• **Exercise goal**
Set down the records once more, please, exactly and with the pictures left out.

• • •

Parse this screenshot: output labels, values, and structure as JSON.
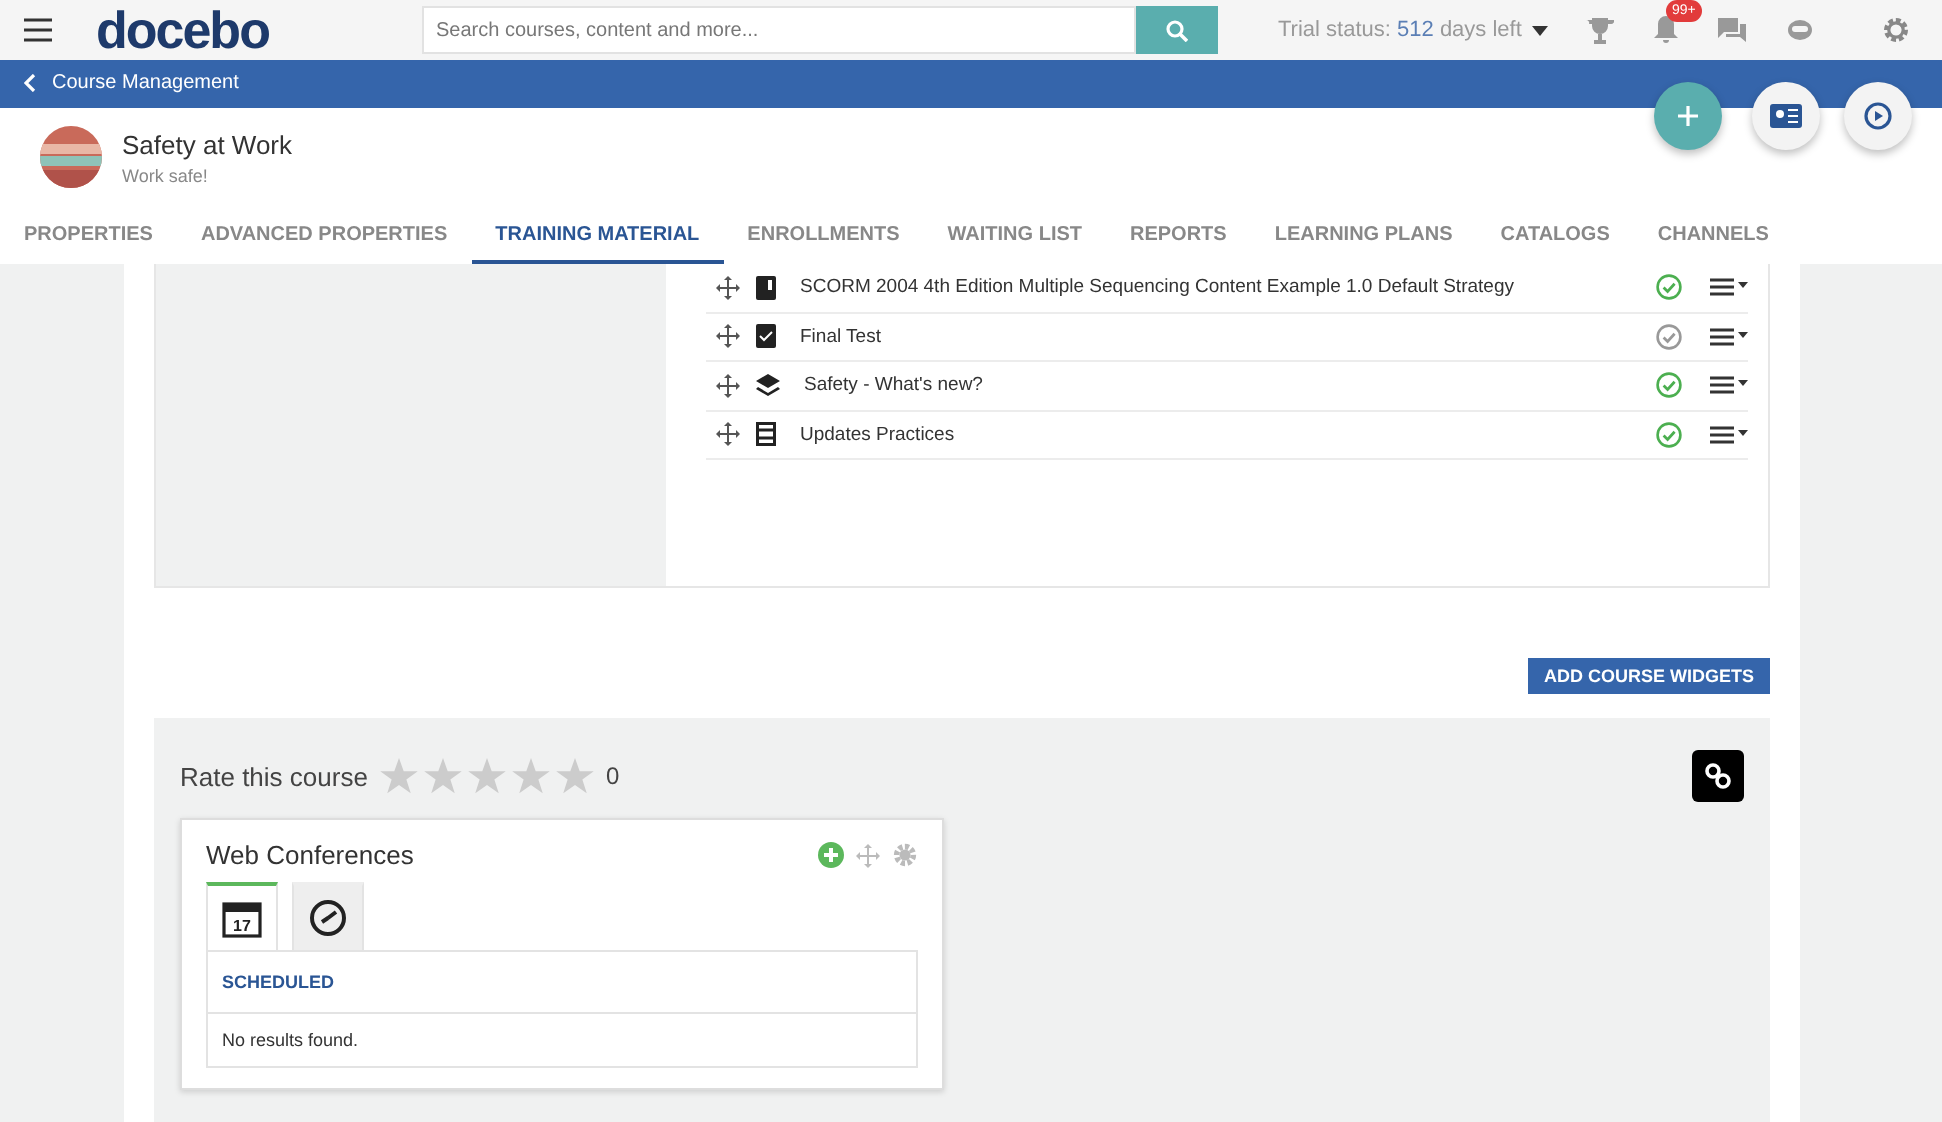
{
  "header": {
    "logo": "docebo",
    "search": {
      "placeholder": "Search courses, content and more..."
    },
    "trial": {
      "label": "Trial status:",
      "days": "512",
      "suffix": "days left"
    },
    "notifications_badge": "99+"
  },
  "breadcrumb": {
    "back": "Course Management"
  },
  "course": {
    "title": "Safety at Work",
    "subtitle": "Work safe!"
  },
  "tabs": [
    {
      "label": "PROPERTIES",
      "selected": false
    },
    {
      "label": "ADVANCED PROPERTIES",
      "selected": false
    },
    {
      "label": "TRAINING MATERIAL",
      "selected": true
    },
    {
      "label": "ENROLLMENTS",
      "selected": false
    },
    {
      "label": "WAITING LIST",
      "selected": false
    },
    {
      "label": "REPORTS",
      "selected": false
    },
    {
      "label": "LEARNING PLANS",
      "selected": false
    },
    {
      "label": "CATALOGS",
      "selected": false
    },
    {
      "label": "CHANNELS",
      "selected": false
    }
  ],
  "materials": [
    {
      "kind": "scorm",
      "title": "SCORM 2004 4th Edition Multiple Sequencing Content Example 1.0 Default Strategy",
      "completed": true
    },
    {
      "kind": "test",
      "title": "Final Test",
      "completed": false
    },
    {
      "kind": "layers",
      "title": "Safety - What's new?",
      "completed": true
    },
    {
      "kind": "video",
      "title": "Updates Practices",
      "completed": true
    }
  ],
  "add_widgets_button": "ADD COURSE WIDGETS",
  "rating": {
    "label": "Rate this course",
    "stars": 0,
    "count": "0"
  },
  "widget": {
    "title": "Web Conferences",
    "tabs": [
      {
        "kind": "calendar",
        "day": "17",
        "selected": true
      },
      {
        "kind": "clock",
        "selected": false
      }
    ],
    "section": "SCHEDULED",
    "empty": "No results found."
  }
}
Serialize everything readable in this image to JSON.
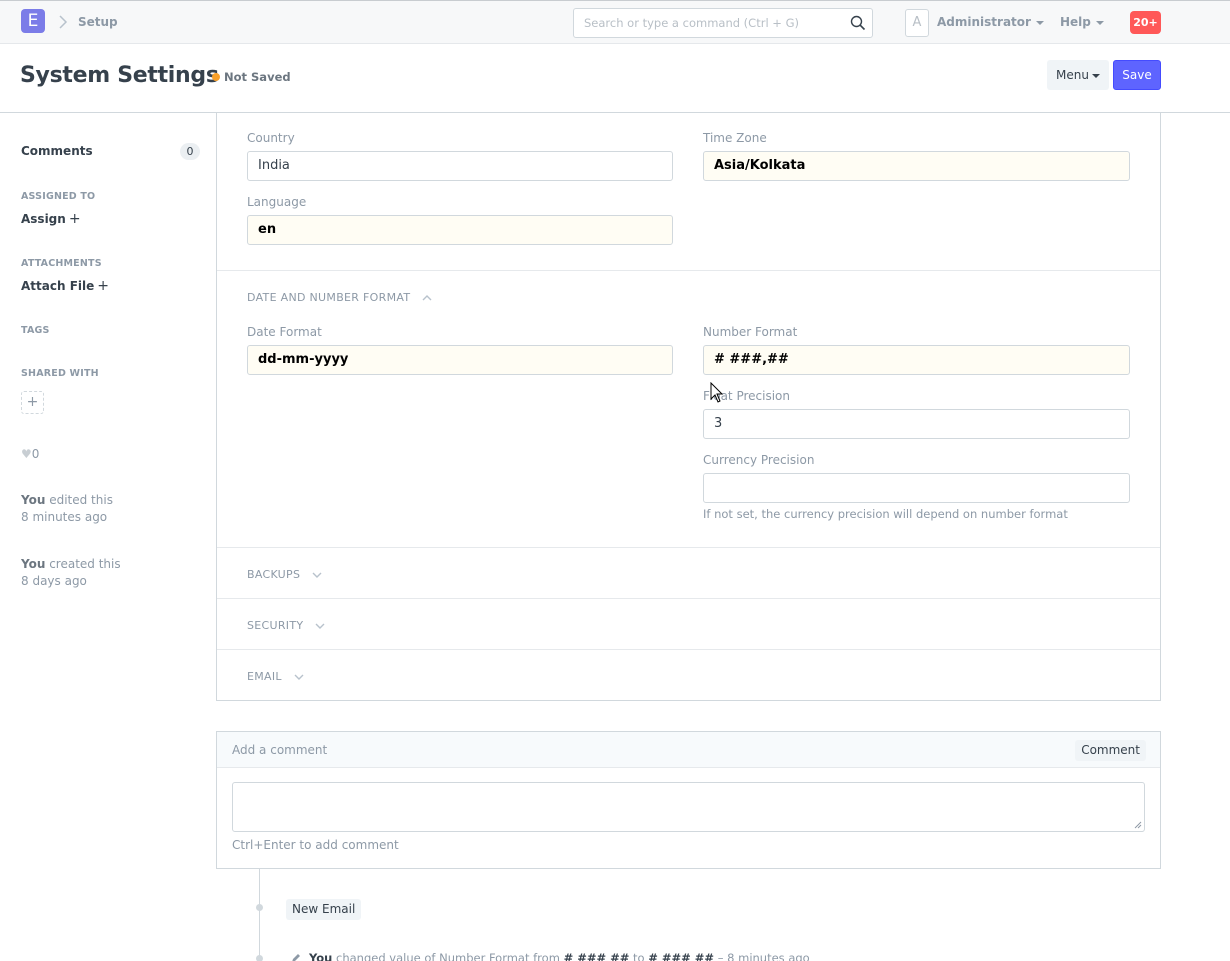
{
  "navbar": {
    "logo_letter": "E",
    "breadcrumb": "Setup",
    "search_placeholder": "Search or type a command (Ctrl + G)",
    "avatar_letter": "A",
    "user_name": "Administrator",
    "help_label": "Help",
    "notification_count": "20+"
  },
  "page_head": {
    "title": "System Settings",
    "status": "Not Saved",
    "menu_label": "Menu",
    "save_label": "Save"
  },
  "sidebar": {
    "comments_label": "Comments",
    "comments_count": "0",
    "assigned_to_label": "ASSIGNED TO",
    "assign_label": "Assign",
    "attachments_label": "ATTACHMENTS",
    "attach_file_label": "Attach File",
    "tags_label": "TAGS",
    "shared_with_label": "SHARED WITH",
    "likes_count": "0",
    "activity": [
      {
        "who": "You",
        "action": "edited this",
        "when": "8 minutes ago"
      },
      {
        "who": "You",
        "action": "created this",
        "when": "8 days ago"
      }
    ]
  },
  "form": {
    "country_label": "Country",
    "country_value": "India",
    "timezone_label": "Time Zone",
    "timezone_value": "Asia/Kolkata",
    "language_label": "Language",
    "language_value": "en",
    "section_date_number": "DATE AND NUMBER FORMAT",
    "date_format_label": "Date Format",
    "date_format_value": "dd-mm-yyyy",
    "number_format_label": "Number Format",
    "number_format_value": "# ###,##",
    "float_precision_label": "Float Precision",
    "float_precision_value": "3",
    "currency_precision_label": "Currency Precision",
    "currency_precision_value": "",
    "currency_precision_help": "If not set, the currency precision will depend on number format",
    "section_backups": "BACKUPS",
    "section_security": "SECURITY",
    "section_email": "EMAIL"
  },
  "comment": {
    "header_label": "Add a comment",
    "button_label": "Comment",
    "help": "Ctrl+Enter to add comment"
  },
  "timeline": {
    "new_email_label": "New Email",
    "entry_who": "You",
    "entry_text": "changed value of Number Format from",
    "entry_from": "# ### ##",
    "entry_to_word": "to",
    "entry_to": "# ### ##",
    "entry_when": "– 8 minutes ago"
  },
  "colors": {
    "primary": "#5e64ff",
    "logo": "#7b7ce8",
    "notification": "#ff5858",
    "not_saved_indicator": "#f8a02b",
    "dirty_field_bg": "#fffdf4"
  },
  "icons": [
    "search-icon",
    "chevron-right-icon",
    "caret-down-icon",
    "chevron-up-icon",
    "chevron-down-icon",
    "plus-icon",
    "heart-icon",
    "pencil-icon",
    "mouse-cursor-icon"
  ]
}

• • •

• **Written solution**
Parse this screenshot: output labels, values, and structure as JSON.
{
  "header": {
    "logo": "docebo",
    "search": {
      "placeholder": "Search courses, content and more..."
    },
    "trial": {
      "label": "Trial status:",
      "days": "512",
      "suffix": "days left"
    },
    "notifications_badge": "99+"
  },
  "breadcrumb": {
    "back": "Course Management"
  },
  "course": {
    "title": "Safety at Work",
    "subtitle": "Work safe!"
  },
  "tabs": [
    {
      "label": "PROPERTIES",
      "selected": false
    },
    {
      "label": "ADVANCED PROPERTIES",
      "selected": false
    },
    {
      "label": "TRAINING MATERIAL",
      "selected": true
    },
    {
      "label": "ENROLLMENTS",
      "selected": false
    },
    {
      "label": "WAITING LIST",
      "selected": false
    },
    {
      "label": "REPORTS",
      "selected": false
    },
    {
      "label": "LEARNING PLANS",
      "selected": false
    },
    {
      "label": "CATALOGS",
      "selected": false
    },
    {
      "label": "CHANNELS",
      "selected": false
    }
  ],
  "materials": [
    {
      "kind": "scorm",
      "title": "SCORM 2004 4th Edition Multiple Sequencing Content Example 1.0 Default Strategy",
      "completed": true
    },
    {
      "kind": "test",
      "title": "Final Test",
      "completed": false
    },
    {
      "kind": "layers",
      "title": "Safety - What's new?",
      "completed": true
    },
    {
      "kind": "video",
      "title": "Updates Practices",
      "completed": true
    }
  ],
  "add_widgets_button": "ADD COURSE WIDGETS",
  "rating": {
    "label": "Rate this course",
    "stars": 0,
    "count": "0"
  },
  "widget": {
    "title": "Web Conferences",
    "tabs": [
      {
        "kind": "calendar",
        "day": "17",
        "selected": true
      },
      {
        "kind": "clock",
        "selected": false
      }
    ],
    "section": "SCHEDULED",
    "empty": "No results found."
  }
}
Serialize everything readable in this image to JSON.
{
  "navbar": {
    "logo_letter": "E",
    "breadcrumb": "Setup",
    "search_placeholder": "Search or type a command (Ctrl + G)",
    "avatar_letter": "A",
    "user_name": "Administrator",
    "help_label": "Help",
    "notification_count": "20+"
  },
  "page_head": {
    "title": "System Settings",
    "status": "Not Saved",
    "menu_label": "Menu",
    "save_label": "Save"
  },
  "sidebar": {
    "comments_label": "Comments",
    "comments_count": "0",
    "assigned_to_label": "ASSIGNED TO",
    "assign_label": "Assign",
    "attachments_label": "ATTACHMENTS",
    "attach_file_label": "Attach File",
    "tags_label": "TAGS",
    "shared_with_label": "SHARED WITH",
    "likes_count": "0",
    "activity": [
      {
        "who": "You",
        "action": "edited this",
        "when": "8 minutes ago"
      },
      {
        "who": "You",
        "action": "created this",
        "when": "8 days ago"
      }
    ]
  },
  "form": {
    "country_label": "Country",
    "country_value": "India",
    "timezone_label": "Time Zone",
    "timezone_value": "Asia/Kolkata",
    "language_label": "Language",
    "language_value": "en",
    "section_date_number": "DATE AND NUMBER FORMAT",
    "date_format_label": "Date Format",
    "date_format_value": "dd-mm-yyyy",
    "number_format_label": "Number Format",
    "number_format_value": "# ###,##",
    "float_precision_label": "Float Precision",
    "float_precision_value": "3",
    "currency_precision_label": "Currency Precision",
    "currency_precision_value": "",
    "currency_precision_help": "If not set, the currency precision will depend on number format",
    "section_backups": "BACKUPS",
    "section_security": "SECURITY",
    "section_email": "EMAIL"
  },
  "comment": {
    "header_label": "Add a comment",
    "button_label": "Comment",
    "help": "Ctrl+Enter to add comment"
  },
  "timeline": {
    "new_email_label": "New Email",
    "entry_who": "You",
    "entry_text": "changed value of Number Format from",
    "entry_from": "# ### ##",
    "entry_to_word": "to",
    "entry_to": "# ### ##",
    "entry_when": "– 8 minutes ago"
  },
  "colors": {
    "primary": "#5e64ff",
    "logo": "#7b7ce8",
    "notification": "#ff5858",
    "not_saved_indicator": "#f8a02b",
    "dirty_field_bg": "#fffdf4"
  },
  "icons": [
    "search-icon",
    "chevron-right-icon",
    "caret-down-icon",
    "chevron-up-icon",
    "chevron-down-icon",
    "plus-icon",
    "heart-icon",
    "pencil-icon",
    "mouse-cursor-icon"
  ]
}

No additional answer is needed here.